TASK PROMPT: State how many lines of the listing below include the word "manifests". Give only the number.
::::::::::
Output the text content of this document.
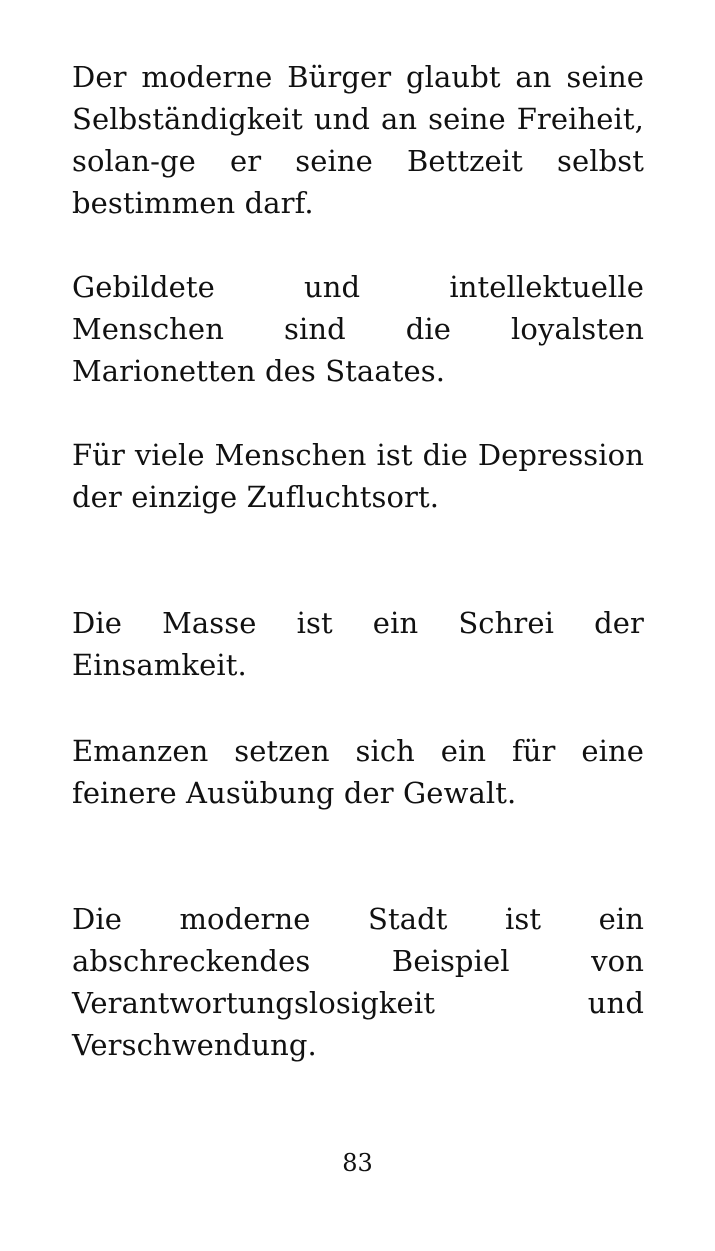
Der moderne Bürger glaubt an seine Selbständigkeit und an seine Freiheit, solan-ge er seine Bettzeit selbst bestimmen darf.

Gebildete und intellektuelle Menschen sind die loyalsten Marionetten des Staates.

Für viele Menschen ist die Depression der einzige Zufluchtsort.

Die Masse ist ein Schrei der Einsamkeit.

Emanzen setzen sich ein für eine feinere Ausübung der Gewalt.

Die moderne Stadt ist ein abschreckendes Beispiel von Verantwortungslosigkeit und Verschwendung.

83
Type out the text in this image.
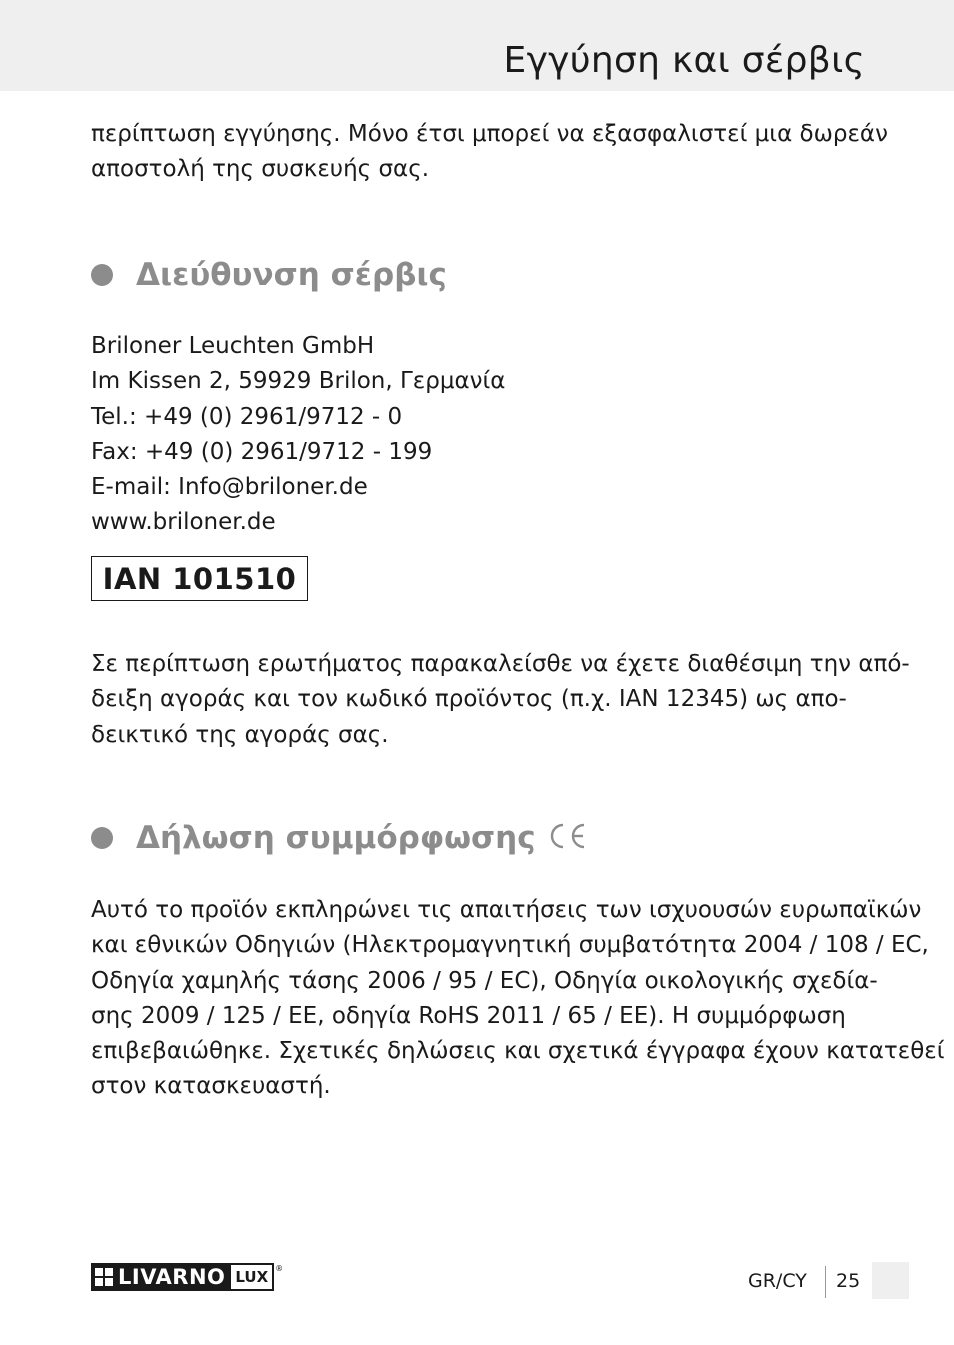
Εγγύηση και σέρβις
περίπτωση εγγύησης. Μόνο έτσι μπορεί να εξασφαλιστεί μια δωρεάν
αποστολή της συσκευής σας.
Διεύθυνση σέρβις
Briloner Leuchten GmbH
Im Kissen 2, 59929 Brilon, Γερμανία
Tel.: +49 (0) 2961/9712 - 0
Fax: +49 (0) 2961/9712 - 199
E-mail: Info@briloner.de
www.briloner.de
IAN 101510
Σε περίπτωση ερωτήματος παρακαλείσθε να έχετε διαθέσιμη την από-
δειξη αγοράς και τον κωδικό προϊόντος (π.χ. IAN 12345) ως απο-
δεικτικό της αγοράς σας.
Δήλωση συμμόρφωσης
Αυτό το προϊόν εκπληρώνει τις απαιτήσεις των ισχυουσών ευρωπαϊκών
και εθνικών Οδηγιών (Ηλεκτρομαγνητική συμβατότητα 2004 / 108 / EC,
Οδηγία χαμηλής τάσης 2006 / 95 / EC), Οδηγία οικολογικής σχεδία-
σης 2009 / 125 / EE, οδηγία RoHS 2011 / 65 / EE). Η συμμόρφωση
επιβεβαιώθηκε. Σχετικές δηλώσεις και σχετικά έγγραφα έχουν κατατεθεί
στον κατασκευαστή.
LIVARNO LUX ®
GR/CY 25
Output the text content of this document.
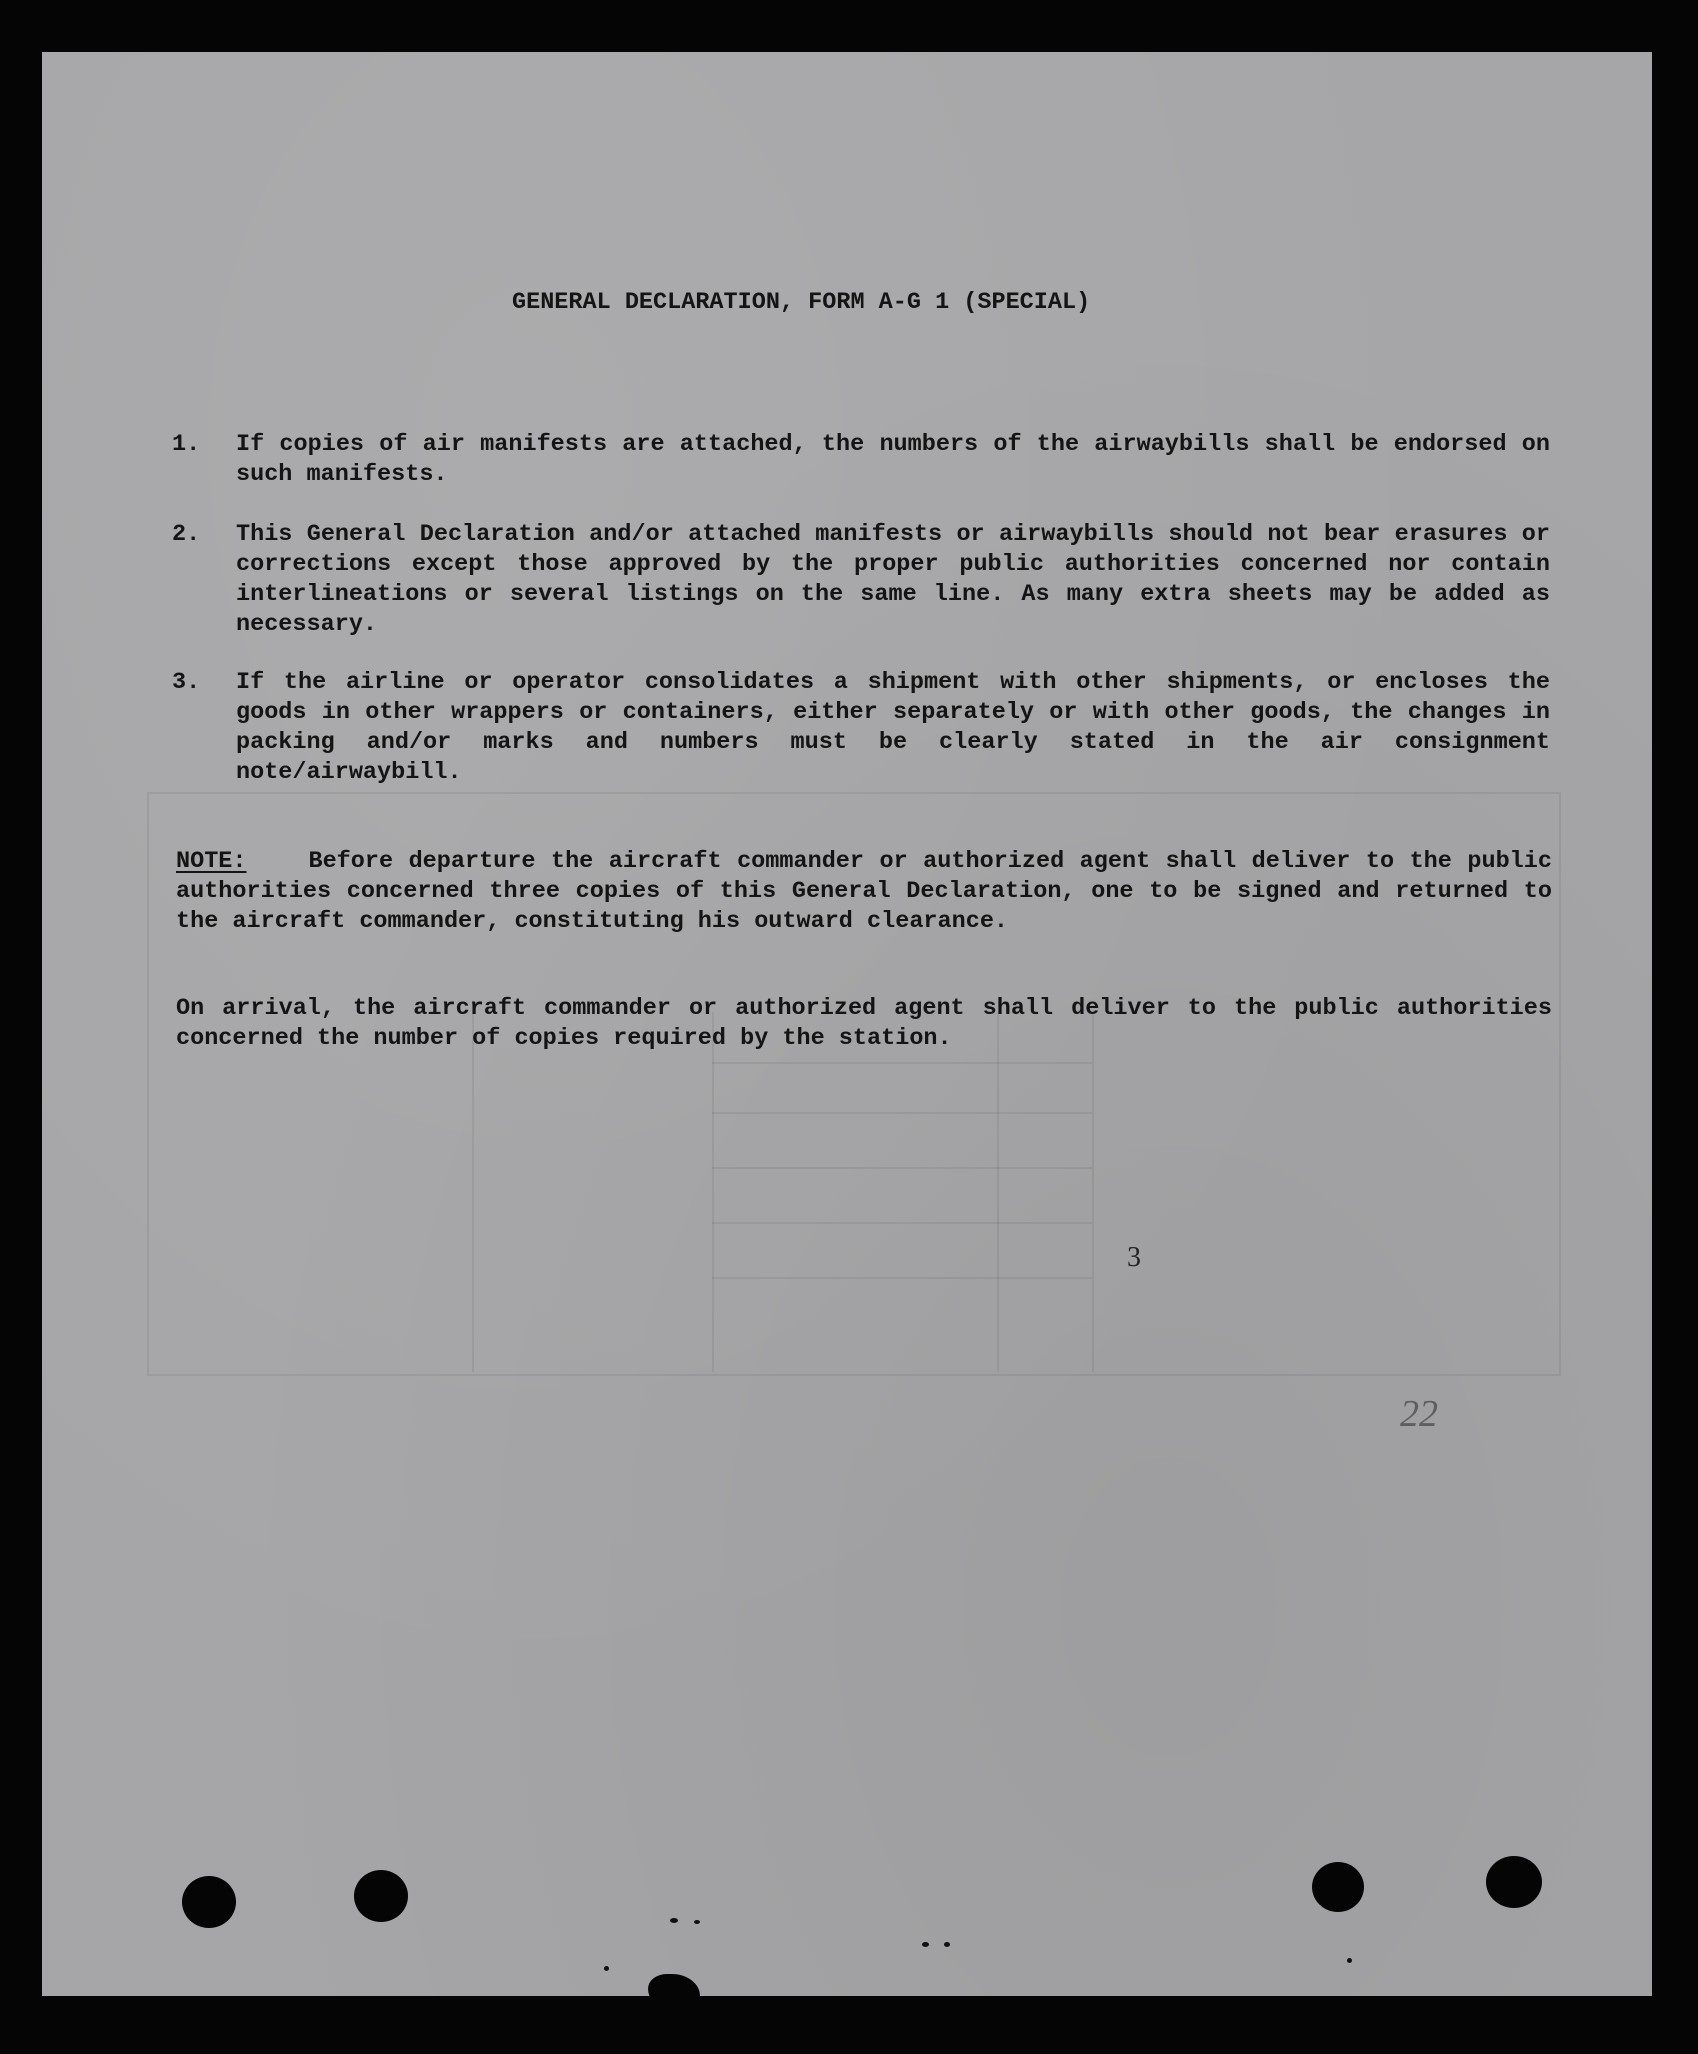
GENERAL DECLARATION, FORM A-G 1 (SPECIAL)
1. If copies of air manifests are attached, the numbers of the airwaybills shall be endorsed on such manifests.
2. This General Declaration and/or attached manifests or airwaybills should not bear erasures or corrections except those approved by the proper public authorities concerned nor contain interlineations or several listings on the same line. As many extra sheets may be added as necessary.
3. If the airline or operator consolidates a shipment with other shipments, or encloses the goods in other wrappers or containers, either separately or with other goods, the changes in packing and/or marks and numbers must be clearly stated in the air consignment note/airwaybill.
NOTE:	Before departure the aircraft commander or authorized agent shall deliver to the public authorities concerned three copies of this General Declaration, one to be signed and returned to the aircraft commander, constituting his outward clearance.
On arrival, the aircraft commander or authorized agent shall deliver to the public authorities concerned the number of copies required by the station.
3
22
::::::::::
REPLY TO THE EXERCISE: 2